WORK TO BE COMPLETED:
Using the data below, determine the number of lines that include the string "SDTVAR". Write only that number.

INPUT:
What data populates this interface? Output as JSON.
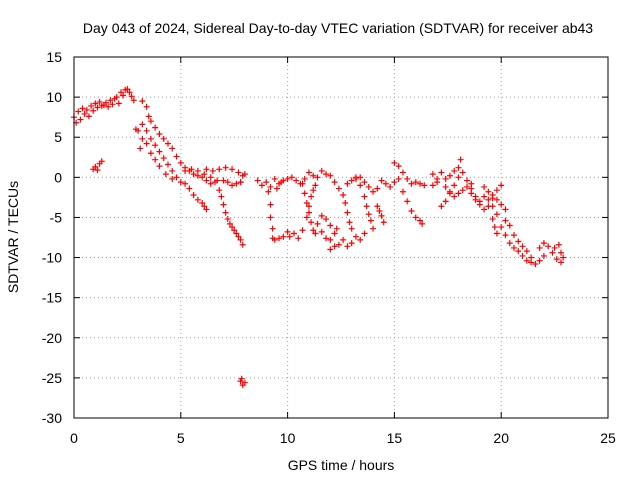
{
  "chart_data": {
    "type": "scatter",
    "title": "Day 043 of 2024, Sidereal Day-to-day VTEC variation (SDTVAR) for receiver ab43",
    "xlabel": "GPS time / hours",
    "ylabel": "SDTVAR / TECUs",
    "xlim": [
      0,
      25
    ],
    "ylim": [
      -30,
      15
    ],
    "xticks": [
      0,
      5,
      10,
      15,
      20,
      25
    ],
    "yticks": [
      -30,
      -25,
      -20,
      -15,
      -10,
      -5,
      0,
      5,
      10,
      15
    ],
    "grid": true,
    "marker": "+",
    "marker_color": "#ff0000",
    "series": [
      {
        "name": "SDTVAR",
        "points": [
          [
            0.0,
            7.5
          ],
          [
            0.1,
            6.8
          ],
          [
            0.2,
            8.2
          ],
          [
            0.3,
            7.2
          ],
          [
            0.4,
            8.6
          ],
          [
            0.5,
            7.9
          ],
          [
            0.6,
            8.4
          ],
          [
            0.7,
            7.6
          ],
          [
            0.8,
            8.9
          ],
          [
            0.9,
            8.3
          ],
          [
            1.0,
            9.2
          ],
          [
            1.1,
            8.7
          ],
          [
            1.2,
            9.4
          ],
          [
            1.3,
            8.9
          ],
          [
            1.4,
            9.0
          ],
          [
            1.5,
            9.3
          ],
          [
            1.6,
            8.8
          ],
          [
            1.7,
            9.6
          ],
          [
            1.8,
            9.1
          ],
          [
            1.9,
            9.8
          ],
          [
            2.0,
            10.0
          ],
          [
            2.1,
            9.2
          ],
          [
            2.2,
            10.6
          ],
          [
            2.3,
            10.2
          ],
          [
            2.4,
            10.9
          ],
          [
            2.5,
            11.0
          ],
          [
            2.6,
            10.6
          ],
          [
            2.7,
            10.1
          ],
          [
            2.8,
            9.6
          ],
          [
            0.9,
            1.0
          ],
          [
            1.0,
            1.3
          ],
          [
            1.1,
            0.9
          ],
          [
            1.2,
            1.7
          ],
          [
            1.3,
            2.0
          ],
          [
            2.9,
            6.0
          ],
          [
            3.1,
            3.6
          ],
          [
            3.2,
            9.5
          ],
          [
            3.4,
            8.8
          ],
          [
            3.5,
            7.6
          ],
          [
            3.6,
            7.0
          ],
          [
            3.8,
            6.2
          ],
          [
            4.0,
            5.4
          ],
          [
            4.2,
            4.8
          ],
          [
            4.4,
            4.2
          ],
          [
            4.6,
            3.6
          ],
          [
            4.8,
            2.6
          ],
          [
            5.0,
            1.8
          ],
          [
            5.2,
            1.2
          ],
          [
            5.4,
            0.8
          ],
          [
            5.6,
            0.4
          ],
          [
            5.8,
            0.2
          ],
          [
            6.0,
            0.0
          ],
          [
            6.2,
            -0.4
          ],
          [
            6.4,
            -0.8
          ],
          [
            3.2,
            6.6
          ],
          [
            3.4,
            5.8
          ],
          [
            3.6,
            4.8
          ],
          [
            3.8,
            4.0
          ],
          [
            4.0,
            3.2
          ],
          [
            4.2,
            2.4
          ],
          [
            4.4,
            1.6
          ],
          [
            4.6,
            0.8
          ],
          [
            4.8,
            0.0
          ],
          [
            5.0,
            -0.6
          ],
          [
            3.0,
            5.8
          ],
          [
            3.2,
            4.8
          ],
          [
            3.4,
            4.2
          ],
          [
            3.6,
            3.0
          ],
          [
            3.8,
            2.2
          ],
          [
            4.0,
            1.4
          ],
          [
            4.3,
            0.4
          ],
          [
            4.6,
            -0.2
          ],
          [
            5.2,
            -0.8
          ],
          [
            5.4,
            -1.4
          ],
          [
            5.6,
            -2.2
          ],
          [
            5.8,
            -2.8
          ],
          [
            6.0,
            -3.2
          ],
          [
            6.1,
            -3.6
          ],
          [
            6.2,
            -4.0
          ],
          [
            5.2,
            0.8
          ],
          [
            5.5,
            1.0
          ],
          [
            5.8,
            0.8
          ],
          [
            6.1,
            0.4
          ],
          [
            6.4,
            0.0
          ],
          [
            6.7,
            -0.4
          ],
          [
            7.0,
            -0.4
          ],
          [
            7.2,
            -0.6
          ],
          [
            7.4,
            -1.0
          ],
          [
            7.6,
            -0.8
          ],
          [
            7.8,
            -0.6
          ],
          [
            6.2,
            1.0
          ],
          [
            6.5,
            0.8
          ],
          [
            6.8,
            1.0
          ],
          [
            7.1,
            1.2
          ],
          [
            7.4,
            1.0
          ],
          [
            7.7,
            0.6
          ],
          [
            8.0,
            0.4
          ],
          [
            7.8,
            -0.6
          ],
          [
            7.9,
            0.2
          ],
          [
            6.6,
            -0.6
          ],
          [
            6.8,
            -1.6
          ],
          [
            6.9,
            -2.4
          ],
          [
            7.0,
            -3.4
          ],
          [
            7.1,
            -4.4
          ],
          [
            7.2,
            -5.2
          ],
          [
            7.3,
            -5.8
          ],
          [
            7.4,
            -6.2
          ],
          [
            7.5,
            -6.6
          ],
          [
            7.6,
            -7.0
          ],
          [
            7.7,
            -7.4
          ],
          [
            7.8,
            -7.8
          ],
          [
            7.9,
            -8.4
          ],
          [
            8.6,
            -0.4
          ],
          [
            8.8,
            -1.0
          ],
          [
            9.0,
            -0.6
          ],
          [
            9.2,
            -1.2
          ],
          [
            9.4,
            -0.2
          ],
          [
            9.5,
            -1.4
          ],
          [
            9.7,
            -0.6
          ],
          [
            9.1,
            -1.8
          ],
          [
            9.2,
            -3.4
          ],
          [
            9.2,
            -5.0
          ],
          [
            9.3,
            -6.4
          ],
          [
            9.3,
            -7.6
          ],
          [
            9.4,
            -7.8
          ],
          [
            9.6,
            -7.6
          ],
          [
            9.8,
            -7.4
          ],
          [
            9.6,
            -0.8
          ],
          [
            9.8,
            -0.4
          ],
          [
            10.0,
            -0.2
          ],
          [
            10.2,
            0.0
          ],
          [
            10.4,
            -0.4
          ],
          [
            10.6,
            -0.8
          ],
          [
            10.8,
            -0.2
          ],
          [
            11.0,
            0.6
          ],
          [
            11.2,
            0.2
          ],
          [
            11.4,
            0.0
          ],
          [
            11.6,
            0.8
          ],
          [
            11.8,
            0.4
          ],
          [
            10.0,
            -6.8
          ],
          [
            10.1,
            -7.4
          ],
          [
            10.3,
            -7.0
          ],
          [
            10.5,
            -7.6
          ],
          [
            10.7,
            -6.6
          ],
          [
            10.9,
            -5.0
          ],
          [
            11.0,
            -3.6
          ],
          [
            11.1,
            -2.4
          ],
          [
            11.2,
            -1.6
          ],
          [
            11.3,
            -1.0
          ],
          [
            10.7,
            -0.8
          ],
          [
            10.8,
            -2.0
          ],
          [
            10.9,
            -3.2
          ],
          [
            11.0,
            -4.4
          ],
          [
            11.1,
            -5.6
          ],
          [
            11.2,
            -6.6
          ],
          [
            11.3,
            -7.0
          ],
          [
            11.6,
            -6.8
          ],
          [
            11.8,
            -7.6
          ],
          [
            12.0,
            -7.8
          ],
          [
            12.2,
            -7.0
          ],
          [
            12.4,
            -8.4
          ],
          [
            12.6,
            -7.8
          ],
          [
            12.8,
            -8.6
          ],
          [
            13.0,
            -8.2
          ],
          [
            13.2,
            -7.4
          ],
          [
            13.4,
            -7.8
          ],
          [
            13.6,
            -7.0
          ],
          [
            12.0,
            -9.0
          ],
          [
            12.2,
            -8.6
          ],
          [
            11.4,
            -5.8
          ],
          [
            11.6,
            -4.8
          ],
          [
            11.8,
            -5.2
          ],
          [
            12.0,
            -6.0
          ],
          [
            12.3,
            -6.4
          ],
          [
            12.0,
            0.2
          ],
          [
            12.2,
            -0.6
          ],
          [
            12.4,
            -1.4
          ],
          [
            12.6,
            -2.2
          ],
          [
            12.7,
            -3.2
          ],
          [
            12.8,
            -4.4
          ],
          [
            12.9,
            -5.6
          ],
          [
            13.0,
            -6.4
          ],
          [
            12.8,
            -0.8
          ],
          [
            13.0,
            -0.4
          ],
          [
            13.2,
            -0.2
          ],
          [
            13.4,
            0.0
          ],
          [
            13.6,
            -0.6
          ],
          [
            13.8,
            -1.2
          ],
          [
            14.0,
            -1.8
          ],
          [
            14.2,
            -1.4
          ],
          [
            14.4,
            -0.4
          ],
          [
            14.6,
            -0.8
          ],
          [
            14.8,
            -1.2
          ],
          [
            15.0,
            -0.6
          ],
          [
            15.2,
            -0.2
          ],
          [
            13.2,
            0.0
          ],
          [
            13.4,
            -1.0
          ],
          [
            13.6,
            -2.4
          ],
          [
            13.7,
            -3.6
          ],
          [
            13.8,
            -4.6
          ],
          [
            13.9,
            -5.4
          ],
          [
            14.0,
            -6.4
          ],
          [
            14.2,
            -3.6
          ],
          [
            14.3,
            -4.2
          ],
          [
            14.4,
            -4.8
          ],
          [
            14.5,
            -5.6
          ],
          [
            15.4,
            -1.8
          ],
          [
            15.6,
            -3.0
          ],
          [
            15.8,
            -4.2
          ],
          [
            16.0,
            -5.0
          ],
          [
            16.2,
            -5.4
          ],
          [
            16.3,
            -5.8
          ],
          [
            15.0,
            1.8
          ],
          [
            15.2,
            1.4
          ],
          [
            15.4,
            0.6
          ],
          [
            15.6,
            -0.2
          ],
          [
            15.8,
            -0.8
          ],
          [
            16.0,
            -0.6
          ],
          [
            16.2,
            -0.8
          ],
          [
            16.4,
            -1.0
          ],
          [
            16.8,
            0.4
          ],
          [
            17.0,
            -0.2
          ],
          [
            17.2,
            0.6
          ],
          [
            17.4,
            -0.2
          ],
          [
            17.6,
            0.2
          ],
          [
            17.8,
            0.8
          ],
          [
            18.0,
            1.2
          ],
          [
            18.1,
            2.2
          ],
          [
            16.8,
            -1.0
          ],
          [
            17.0,
            -0.6
          ],
          [
            17.4,
            -1.2
          ],
          [
            17.6,
            -1.8
          ],
          [
            17.8,
            -2.4
          ],
          [
            18.0,
            -2.0
          ],
          [
            18.2,
            -1.6
          ],
          [
            18.4,
            -1.2
          ],
          [
            18.6,
            -0.8
          ],
          [
            17.2,
            -3.6
          ],
          [
            17.4,
            -3.0
          ],
          [
            17.6,
            -2.0
          ],
          [
            17.8,
            -1.0
          ],
          [
            18.0,
            0.0
          ],
          [
            18.2,
            0.6
          ],
          [
            18.4,
            -0.4
          ],
          [
            18.6,
            -1.4
          ],
          [
            18.8,
            -2.4
          ],
          [
            19.0,
            -3.4
          ],
          [
            19.2,
            -4.0
          ],
          [
            19.4,
            -3.6
          ],
          [
            19.6,
            -2.6
          ],
          [
            19.8,
            -1.6
          ],
          [
            20.0,
            -1.0
          ],
          [
            19.2,
            -1.2
          ],
          [
            19.4,
            -1.8
          ],
          [
            19.6,
            -2.2
          ],
          [
            19.8,
            -2.8
          ],
          [
            20.0,
            -3.4
          ],
          [
            20.2,
            -4.0
          ],
          [
            18.6,
            -2.0
          ],
          [
            18.8,
            -2.8
          ],
          [
            19.0,
            -3.0
          ],
          [
            19.2,
            -2.4
          ],
          [
            19.4,
            -2.8
          ],
          [
            19.6,
            -3.6
          ],
          [
            19.8,
            -4.6
          ],
          [
            19.6,
            -5.2
          ],
          [
            19.7,
            -6.2
          ],
          [
            19.8,
            -7.0
          ],
          [
            20.0,
            -6.2
          ],
          [
            20.2,
            -5.4
          ],
          [
            20.4,
            -6.0
          ],
          [
            20.6,
            -7.2
          ],
          [
            20.8,
            -8.0
          ],
          [
            21.0,
            -8.6
          ],
          [
            21.2,
            -9.2
          ],
          [
            21.4,
            -10.0
          ],
          [
            21.6,
            -10.8
          ],
          [
            21.8,
            -10.4
          ],
          [
            22.0,
            -9.8
          ],
          [
            20.2,
            -7.2
          ],
          [
            20.4,
            -8.2
          ],
          [
            20.6,
            -8.8
          ],
          [
            20.8,
            -9.2
          ],
          [
            21.0,
            -9.8
          ],
          [
            21.2,
            -10.4
          ],
          [
            21.4,
            -10.6
          ],
          [
            21.8,
            -8.8
          ],
          [
            22.0,
            -8.2
          ],
          [
            22.2,
            -8.6
          ],
          [
            22.4,
            -9.4
          ],
          [
            22.6,
            -10.2
          ],
          [
            22.8,
            -10.6
          ],
          [
            22.5,
            -8.8
          ],
          [
            22.7,
            -8.4
          ],
          [
            22.8,
            -9.4
          ],
          [
            22.9,
            -10.0
          ],
          [
            7.8,
            -25.4
          ],
          [
            7.9,
            -25.9
          ],
          [
            8.0,
            -25.6
          ],
          [
            7.85,
            -25.1
          ]
        ]
      }
    ]
  }
}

FINAL ANSWER:
3